● **Objective**
Your task is to print all of the data word for word.

[Data extracted from a collection]
----

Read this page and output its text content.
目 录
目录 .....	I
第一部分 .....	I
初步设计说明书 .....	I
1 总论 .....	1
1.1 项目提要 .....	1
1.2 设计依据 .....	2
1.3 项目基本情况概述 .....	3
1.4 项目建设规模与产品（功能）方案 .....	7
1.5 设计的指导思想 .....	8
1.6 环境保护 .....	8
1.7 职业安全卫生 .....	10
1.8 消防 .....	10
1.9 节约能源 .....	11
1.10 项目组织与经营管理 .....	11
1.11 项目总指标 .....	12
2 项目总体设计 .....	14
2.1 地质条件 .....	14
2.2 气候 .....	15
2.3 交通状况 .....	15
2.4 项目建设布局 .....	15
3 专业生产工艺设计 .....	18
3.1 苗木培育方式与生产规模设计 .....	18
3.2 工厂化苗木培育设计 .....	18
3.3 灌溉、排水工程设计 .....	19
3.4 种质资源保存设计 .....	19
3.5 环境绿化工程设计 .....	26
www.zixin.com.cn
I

----

● **Response to this exercise**
Read this page and output its text content.
目 录
目录 .....	I
第一部分 .....	I
初步设计说明书 .....	I
1 总论 .....	1
1.1 项目提要 .....	1
1.2 设计依据 .....	2
1.3 项目基本情况概述 .....	3
1.4 项目建设规模与产品（功能）方案 .....	7
1.5 设计的指导思想 .....	8
1.6 环境保护 .....	8
1.7 职业安全卫生 .....	10
1.8 消防 .....	10
1.9 节约能源 .....	11
1.10 项目组织与经营管理 .....	11
1.11 项目总指标 .....	12
2 项目总体设计 .....	14
2.1 地质条件 .....	14
2.2 气候 .....	15
2.3 交通状况 .....	15
2.4 项目建设布局 .....	15
3 专业生产工艺设计 .....	18
3.1 苗木培育方式与生产规模设计 .....	18
3.2 工厂化苗木培育设计 .....	18
3.3 灌溉、排水工程设计 .....	19
3.4 种质资源保存设计 .....	19
3.5 环境绿化工程设计 .....	26
www.zixin.com.cn
I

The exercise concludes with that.